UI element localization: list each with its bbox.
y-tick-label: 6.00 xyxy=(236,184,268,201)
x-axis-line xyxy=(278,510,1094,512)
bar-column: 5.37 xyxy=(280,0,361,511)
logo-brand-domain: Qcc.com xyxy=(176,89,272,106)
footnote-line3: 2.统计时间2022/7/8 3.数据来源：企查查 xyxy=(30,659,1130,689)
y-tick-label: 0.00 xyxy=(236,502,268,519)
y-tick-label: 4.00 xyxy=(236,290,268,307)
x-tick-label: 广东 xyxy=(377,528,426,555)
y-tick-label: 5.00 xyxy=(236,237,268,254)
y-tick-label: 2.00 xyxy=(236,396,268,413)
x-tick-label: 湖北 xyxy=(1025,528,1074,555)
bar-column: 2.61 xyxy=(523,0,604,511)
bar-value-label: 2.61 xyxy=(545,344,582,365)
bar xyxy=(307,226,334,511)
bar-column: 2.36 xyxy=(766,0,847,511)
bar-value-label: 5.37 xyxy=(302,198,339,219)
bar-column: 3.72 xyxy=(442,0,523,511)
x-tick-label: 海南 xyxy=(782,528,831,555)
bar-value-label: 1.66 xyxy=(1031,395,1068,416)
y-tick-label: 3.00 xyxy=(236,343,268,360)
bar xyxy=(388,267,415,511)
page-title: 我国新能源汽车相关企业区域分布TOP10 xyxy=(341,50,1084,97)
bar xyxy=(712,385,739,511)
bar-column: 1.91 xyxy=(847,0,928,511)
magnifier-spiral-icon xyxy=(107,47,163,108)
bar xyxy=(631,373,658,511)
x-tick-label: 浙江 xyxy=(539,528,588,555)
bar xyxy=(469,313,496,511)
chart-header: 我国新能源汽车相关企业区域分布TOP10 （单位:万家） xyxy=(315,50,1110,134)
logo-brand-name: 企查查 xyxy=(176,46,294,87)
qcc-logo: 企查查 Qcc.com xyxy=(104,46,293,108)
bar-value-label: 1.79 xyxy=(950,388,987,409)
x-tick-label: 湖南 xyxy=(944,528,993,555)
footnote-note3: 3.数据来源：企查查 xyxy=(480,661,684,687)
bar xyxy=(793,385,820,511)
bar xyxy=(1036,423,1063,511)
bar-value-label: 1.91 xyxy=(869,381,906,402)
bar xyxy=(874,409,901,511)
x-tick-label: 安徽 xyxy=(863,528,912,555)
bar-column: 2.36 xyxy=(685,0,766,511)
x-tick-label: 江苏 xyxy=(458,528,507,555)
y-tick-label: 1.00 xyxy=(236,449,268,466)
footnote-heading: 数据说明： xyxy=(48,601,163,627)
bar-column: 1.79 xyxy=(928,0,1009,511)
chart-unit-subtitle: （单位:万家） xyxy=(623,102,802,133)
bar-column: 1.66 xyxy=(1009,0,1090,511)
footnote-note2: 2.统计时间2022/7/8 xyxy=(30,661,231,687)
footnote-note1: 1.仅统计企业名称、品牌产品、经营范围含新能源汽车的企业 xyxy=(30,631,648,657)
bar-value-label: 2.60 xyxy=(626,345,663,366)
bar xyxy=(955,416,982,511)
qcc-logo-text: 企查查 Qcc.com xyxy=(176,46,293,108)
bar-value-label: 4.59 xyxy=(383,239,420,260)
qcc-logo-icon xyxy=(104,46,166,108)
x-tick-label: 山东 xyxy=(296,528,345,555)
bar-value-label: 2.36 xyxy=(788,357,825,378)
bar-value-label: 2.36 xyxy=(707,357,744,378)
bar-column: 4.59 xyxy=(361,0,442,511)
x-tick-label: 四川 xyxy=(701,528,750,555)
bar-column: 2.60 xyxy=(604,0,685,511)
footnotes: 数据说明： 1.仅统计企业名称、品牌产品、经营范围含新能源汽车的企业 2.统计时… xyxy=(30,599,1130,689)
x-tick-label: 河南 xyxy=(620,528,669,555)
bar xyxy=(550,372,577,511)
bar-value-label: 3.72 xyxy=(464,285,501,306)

WHAT YOU ARE ASKED TO DO ▸ Quote the lines of the material above word for word.

FINAL RESULT ▸
UI element localization: list each with its bbox.
y-tick-label: 6.00 xyxy=(236,184,268,201)
x-axis-line xyxy=(278,510,1094,512)
bar-column: 5.37 xyxy=(280,0,361,511)
logo-brand-domain: Qcc.com xyxy=(176,89,272,106)
footnote-line3: 2.统计时间2022/7/8 3.数据来源：企查查 xyxy=(30,659,1130,689)
y-tick-label: 0.00 xyxy=(236,502,268,519)
y-tick-label: 4.00 xyxy=(236,290,268,307)
x-tick-label: 广东 xyxy=(377,528,426,555)
y-tick-label: 5.00 xyxy=(236,237,268,254)
y-tick-label: 2.00 xyxy=(236,396,268,413)
x-tick-label: 湖北 xyxy=(1025,528,1074,555)
bar-column: 2.61 xyxy=(523,0,604,511)
bar-value-label: 2.61 xyxy=(545,344,582,365)
bar xyxy=(307,226,334,511)
bar-column: 2.36 xyxy=(766,0,847,511)
bar-value-label: 5.37 xyxy=(302,198,339,219)
bar-column: 3.72 xyxy=(442,0,523,511)
x-tick-label: 海南 xyxy=(782,528,831,555)
bar-value-label: 1.66 xyxy=(1031,395,1068,416)
y-tick-label: 3.00 xyxy=(236,343,268,360)
bar xyxy=(388,267,415,511)
page-title: 我国新能源汽车相关企业区域分布TOP10 xyxy=(341,50,1084,97)
bar xyxy=(712,385,739,511)
bar-column: 1.91 xyxy=(847,0,928,511)
magnifier-spiral-icon xyxy=(107,47,163,108)
bar xyxy=(631,373,658,511)
x-tick-label: 浙江 xyxy=(539,528,588,555)
bar xyxy=(469,313,496,511)
chart-header: 我国新能源汽车相关企业区域分布TOP10 （单位:万家） xyxy=(315,50,1110,134)
logo-brand-name: 企查查 xyxy=(176,46,294,87)
qcc-logo: 企查查 Qcc.com xyxy=(104,46,293,108)
bar-value-label: 1.79 xyxy=(950,388,987,409)
x-tick-label: 湖南 xyxy=(944,528,993,555)
footnote-note3: 3.数据来源：企查查 xyxy=(480,661,684,687)
bar xyxy=(793,385,820,511)
bar xyxy=(1036,423,1063,511)
bar-value-label: 1.91 xyxy=(869,381,906,402)
bar xyxy=(874,409,901,511)
x-tick-label: 安徽 xyxy=(863,528,912,555)
bar-column: 2.36 xyxy=(685,0,766,511)
x-tick-label: 江苏 xyxy=(458,528,507,555)
y-tick-label: 1.00 xyxy=(236,449,268,466)
footnote-heading: 数据说明： xyxy=(48,601,163,627)
bar-column: 1.79 xyxy=(928,0,1009,511)
chart-unit-subtitle: （单位:万家） xyxy=(623,102,802,133)
bar-column: 1.66 xyxy=(1009,0,1090,511)
footnote-note2: 2.统计时间2022/7/8 xyxy=(30,661,231,687)
footnote-note1: 1.仅统计企业名称、品牌产品、经营范围含新能源汽车的企业 xyxy=(30,631,648,657)
bar-value-label: 2.60 xyxy=(626,345,663,366)
bar xyxy=(955,416,982,511)
qcc-logo-text: 企查查 Qcc.com xyxy=(176,46,293,108)
bar-value-label: 4.59 xyxy=(383,239,420,260)
qcc-logo-icon xyxy=(104,46,166,108)
x-tick-label: 山东 xyxy=(296,528,345,555)
bar-value-label: 2.36 xyxy=(788,357,825,378)
bar-value-label: 2.36 xyxy=(707,357,744,378)
bar-column: 4.59 xyxy=(361,0,442,511)
x-tick-label: 四川 xyxy=(701,528,750,555)
bar-column: 2.60 xyxy=(604,0,685,511)
footnotes: 数据说明： 1.仅统计企业名称、品牌产品、经营范围含新能源汽车的企业 2.统计时… xyxy=(30,599,1130,689)
x-tick-label: 河南 xyxy=(620,528,669,555)
bar xyxy=(550,372,577,511)
bar-value-label: 3.72 xyxy=(464,285,501,306)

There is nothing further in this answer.